Please print all of the material below, word for word.

────

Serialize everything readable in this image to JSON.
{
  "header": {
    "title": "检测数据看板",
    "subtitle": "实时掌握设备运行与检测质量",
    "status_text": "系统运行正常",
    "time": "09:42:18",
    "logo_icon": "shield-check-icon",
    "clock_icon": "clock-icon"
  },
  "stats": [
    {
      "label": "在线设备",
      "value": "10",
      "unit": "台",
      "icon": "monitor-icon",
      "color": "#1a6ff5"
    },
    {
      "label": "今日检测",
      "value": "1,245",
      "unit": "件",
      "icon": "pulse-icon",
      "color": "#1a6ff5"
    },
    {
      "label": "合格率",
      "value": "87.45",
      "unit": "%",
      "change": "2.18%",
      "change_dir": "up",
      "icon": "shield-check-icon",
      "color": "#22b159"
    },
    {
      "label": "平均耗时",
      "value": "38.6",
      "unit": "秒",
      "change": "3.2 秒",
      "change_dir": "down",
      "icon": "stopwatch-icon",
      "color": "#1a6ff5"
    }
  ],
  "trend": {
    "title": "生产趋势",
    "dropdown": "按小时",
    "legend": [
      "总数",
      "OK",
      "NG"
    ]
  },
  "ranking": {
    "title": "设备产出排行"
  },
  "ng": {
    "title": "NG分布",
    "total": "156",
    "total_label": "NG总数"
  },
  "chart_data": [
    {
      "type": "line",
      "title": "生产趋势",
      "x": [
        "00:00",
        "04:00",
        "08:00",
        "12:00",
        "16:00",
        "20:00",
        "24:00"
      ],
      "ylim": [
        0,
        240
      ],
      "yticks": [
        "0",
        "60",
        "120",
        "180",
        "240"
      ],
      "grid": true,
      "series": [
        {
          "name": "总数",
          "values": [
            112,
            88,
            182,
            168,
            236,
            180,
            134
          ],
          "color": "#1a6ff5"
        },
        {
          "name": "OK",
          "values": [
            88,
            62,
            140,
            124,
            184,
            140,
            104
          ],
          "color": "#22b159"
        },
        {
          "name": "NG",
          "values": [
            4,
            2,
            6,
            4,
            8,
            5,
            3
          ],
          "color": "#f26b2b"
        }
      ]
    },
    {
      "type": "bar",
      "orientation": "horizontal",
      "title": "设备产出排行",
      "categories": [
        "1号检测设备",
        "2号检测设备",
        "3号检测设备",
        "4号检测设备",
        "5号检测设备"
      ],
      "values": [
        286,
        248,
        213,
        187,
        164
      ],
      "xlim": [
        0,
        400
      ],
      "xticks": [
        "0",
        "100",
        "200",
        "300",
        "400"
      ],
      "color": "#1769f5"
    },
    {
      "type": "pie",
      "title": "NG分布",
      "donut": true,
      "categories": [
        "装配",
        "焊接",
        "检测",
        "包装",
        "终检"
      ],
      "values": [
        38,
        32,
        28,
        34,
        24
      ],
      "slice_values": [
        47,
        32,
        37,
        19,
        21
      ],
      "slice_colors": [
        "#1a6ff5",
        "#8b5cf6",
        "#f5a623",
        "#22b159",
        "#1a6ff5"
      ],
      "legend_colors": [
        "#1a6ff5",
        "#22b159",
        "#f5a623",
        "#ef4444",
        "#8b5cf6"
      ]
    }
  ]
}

────

Answer to the problem:
Serialize everything readable in this image to JSON.
{
  "header": {
    "title": "检测数据看板",
    "subtitle": "实时掌握设备运行与检测质量",
    "status_text": "系统运行正常",
    "time": "09:42:18",
    "logo_icon": "shield-check-icon",
    "clock_icon": "clock-icon"
  },
  "stats": [
    {
      "label": "在线设备",
      "value": "10",
      "unit": "台",
      "icon": "monitor-icon",
      "color": "#1a6ff5"
    },
    {
      "label": "今日检测",
      "value": "1,245",
      "unit": "件",
      "icon": "pulse-icon",
      "color": "#1a6ff5"
    },
    {
      "label": "合格率",
      "value": "87.45",
      "unit": "%",
      "change": "2.18%",
      "change_dir": "up",
      "icon": "shield-check-icon",
      "color": "#22b159"
    },
    {
      "label": "平均耗时",
      "value": "38.6",
      "unit": "秒",
      "change": "3.2 秒",
      "change_dir": "down",
      "icon": "stopwatch-icon",
      "color": "#1a6ff5"
    }
  ],
  "trend": {
    "title": "生产趋势",
    "dropdown": "按小时",
    "legend": [
      "总数",
      "OK",
      "NG"
    ]
  },
  "ranking": {
    "title": "设备产出排行"
  },
  "ng": {
    "title": "NG分布",
    "total": "156",
    "total_label": "NG总数"
  },
  "chart_data": [
    {
      "type": "line",
      "title": "生产趋势",
      "x": [
        "00:00",
        "04:00",
        "08:00",
        "12:00",
        "16:00",
        "20:00",
        "24:00"
      ],
      "ylim": [
        0,
        240
      ],
      "yticks": [
        "0",
        "60",
        "120",
        "180",
        "240"
      ],
      "grid": true,
      "series": [
        {
          "name": "总数",
          "values": [
            112,
            88,
            182,
            168,
            236,
            180,
            134
          ],
          "color": "#1a6ff5"
        },
        {
          "name": "OK",
          "values": [
            88,
            62,
            140,
            124,
            184,
            140,
            104
          ],
          "color": "#22b159"
        },
        {
          "name": "NG",
          "values": [
            4,
            2,
            6,
            4,
            8,
            5,
            3
          ],
          "color": "#f26b2b"
        }
      ]
    },
    {
      "type": "bar",
      "orientation": "horizontal",
      "title": "设备产出排行",
      "categories": [
        "1号检测设备",
        "2号检测设备",
        "3号检测设备",
        "4号检测设备",
        "5号检测设备"
      ],
      "values": [
        286,
        248,
        213,
        187,
        164
      ],
      "xlim": [
        0,
        400
      ],
      "xticks": [
        "0",
        "100",
        "200",
        "300",
        "400"
      ],
      "color": "#1769f5"
    },
    {
      "type": "pie",
      "title": "NG分布",
      "donut": true,
      "categories": [
        "装配",
        "焊接",
        "检测",
        "包装",
        "终检"
      ],
      "values": [
        38,
        32,
        28,
        34,
        24
      ],
      "slice_values": [
        47,
        32,
        37,
        19,
        21
      ],
      "slice_colors": [
        "#1a6ff5",
        "#8b5cf6",
        "#f5a623",
        "#22b159",
        "#1a6ff5"
      ],
      "legend_colors": [
        "#1a6ff5",
        "#22b159",
        "#f5a623",
        "#ef4444",
        "#8b5cf6"
      ]
    }
  ]
}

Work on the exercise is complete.